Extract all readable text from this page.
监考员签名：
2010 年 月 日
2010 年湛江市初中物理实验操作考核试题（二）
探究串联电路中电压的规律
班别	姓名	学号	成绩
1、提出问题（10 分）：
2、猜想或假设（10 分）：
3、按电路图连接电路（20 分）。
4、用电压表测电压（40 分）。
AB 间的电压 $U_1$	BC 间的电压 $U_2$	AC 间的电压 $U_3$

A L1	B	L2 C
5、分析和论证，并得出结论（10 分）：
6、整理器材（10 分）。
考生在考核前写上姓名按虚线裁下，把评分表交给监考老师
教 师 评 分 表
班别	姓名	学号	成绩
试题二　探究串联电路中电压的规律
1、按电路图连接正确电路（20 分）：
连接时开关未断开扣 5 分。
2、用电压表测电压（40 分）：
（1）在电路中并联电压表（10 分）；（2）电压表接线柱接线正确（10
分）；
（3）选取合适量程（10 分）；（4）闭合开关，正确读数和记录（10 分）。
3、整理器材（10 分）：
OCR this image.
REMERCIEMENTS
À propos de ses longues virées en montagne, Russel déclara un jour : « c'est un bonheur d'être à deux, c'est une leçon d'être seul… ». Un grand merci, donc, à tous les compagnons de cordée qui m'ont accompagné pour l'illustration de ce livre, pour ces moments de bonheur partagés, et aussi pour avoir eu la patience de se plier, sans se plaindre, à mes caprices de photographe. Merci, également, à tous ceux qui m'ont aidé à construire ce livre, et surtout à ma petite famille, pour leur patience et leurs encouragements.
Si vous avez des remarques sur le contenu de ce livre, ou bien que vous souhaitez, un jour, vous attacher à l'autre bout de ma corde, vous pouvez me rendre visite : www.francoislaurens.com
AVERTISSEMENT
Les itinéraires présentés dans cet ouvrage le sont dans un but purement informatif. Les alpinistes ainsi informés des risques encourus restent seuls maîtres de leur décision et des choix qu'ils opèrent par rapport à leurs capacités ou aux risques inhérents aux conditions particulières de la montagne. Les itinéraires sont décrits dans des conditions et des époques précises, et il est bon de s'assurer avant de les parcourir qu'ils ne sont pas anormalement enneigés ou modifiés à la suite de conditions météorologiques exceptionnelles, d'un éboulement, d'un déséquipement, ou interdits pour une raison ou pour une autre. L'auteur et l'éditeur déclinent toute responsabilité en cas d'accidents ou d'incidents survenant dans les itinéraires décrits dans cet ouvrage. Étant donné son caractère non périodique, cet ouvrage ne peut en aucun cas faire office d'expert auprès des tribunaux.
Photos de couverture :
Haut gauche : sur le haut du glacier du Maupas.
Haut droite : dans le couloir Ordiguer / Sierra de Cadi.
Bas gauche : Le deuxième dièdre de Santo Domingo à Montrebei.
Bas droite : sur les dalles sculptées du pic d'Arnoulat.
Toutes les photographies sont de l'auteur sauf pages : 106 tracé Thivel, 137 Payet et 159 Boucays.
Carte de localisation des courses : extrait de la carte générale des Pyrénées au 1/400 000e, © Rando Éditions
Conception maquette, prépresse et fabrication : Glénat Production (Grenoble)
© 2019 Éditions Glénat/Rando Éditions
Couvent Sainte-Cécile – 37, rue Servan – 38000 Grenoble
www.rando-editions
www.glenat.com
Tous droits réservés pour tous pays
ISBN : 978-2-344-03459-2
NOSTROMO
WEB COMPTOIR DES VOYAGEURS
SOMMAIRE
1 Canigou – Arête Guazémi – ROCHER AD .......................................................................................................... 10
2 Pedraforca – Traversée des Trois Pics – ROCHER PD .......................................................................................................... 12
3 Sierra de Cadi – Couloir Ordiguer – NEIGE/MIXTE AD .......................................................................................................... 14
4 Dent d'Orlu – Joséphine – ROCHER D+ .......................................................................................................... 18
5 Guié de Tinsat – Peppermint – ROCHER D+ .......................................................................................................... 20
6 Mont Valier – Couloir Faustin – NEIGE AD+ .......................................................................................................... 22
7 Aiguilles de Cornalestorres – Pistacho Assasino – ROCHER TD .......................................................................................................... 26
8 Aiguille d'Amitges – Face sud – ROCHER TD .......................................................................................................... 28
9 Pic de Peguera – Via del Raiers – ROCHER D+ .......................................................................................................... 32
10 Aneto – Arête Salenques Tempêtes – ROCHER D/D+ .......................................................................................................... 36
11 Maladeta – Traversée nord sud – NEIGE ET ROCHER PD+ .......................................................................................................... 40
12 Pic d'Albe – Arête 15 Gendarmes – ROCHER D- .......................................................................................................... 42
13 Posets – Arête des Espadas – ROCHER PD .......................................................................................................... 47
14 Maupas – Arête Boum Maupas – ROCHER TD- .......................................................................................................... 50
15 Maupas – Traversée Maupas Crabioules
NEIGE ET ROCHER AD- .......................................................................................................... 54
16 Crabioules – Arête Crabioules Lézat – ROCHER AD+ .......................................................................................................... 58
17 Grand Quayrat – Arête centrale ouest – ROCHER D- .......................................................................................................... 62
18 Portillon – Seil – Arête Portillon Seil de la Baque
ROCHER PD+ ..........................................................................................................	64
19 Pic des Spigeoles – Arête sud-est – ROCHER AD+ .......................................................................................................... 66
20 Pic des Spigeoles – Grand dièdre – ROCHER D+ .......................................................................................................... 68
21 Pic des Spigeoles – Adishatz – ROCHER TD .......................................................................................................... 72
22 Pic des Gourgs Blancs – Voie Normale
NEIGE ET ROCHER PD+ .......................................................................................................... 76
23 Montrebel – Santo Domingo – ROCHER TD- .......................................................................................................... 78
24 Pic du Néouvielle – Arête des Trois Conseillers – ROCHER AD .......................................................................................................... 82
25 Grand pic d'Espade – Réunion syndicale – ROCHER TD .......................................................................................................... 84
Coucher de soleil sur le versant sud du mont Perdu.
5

Task: Answer with one number only: how many lines above contain the word "dièdre".

Written answer: 2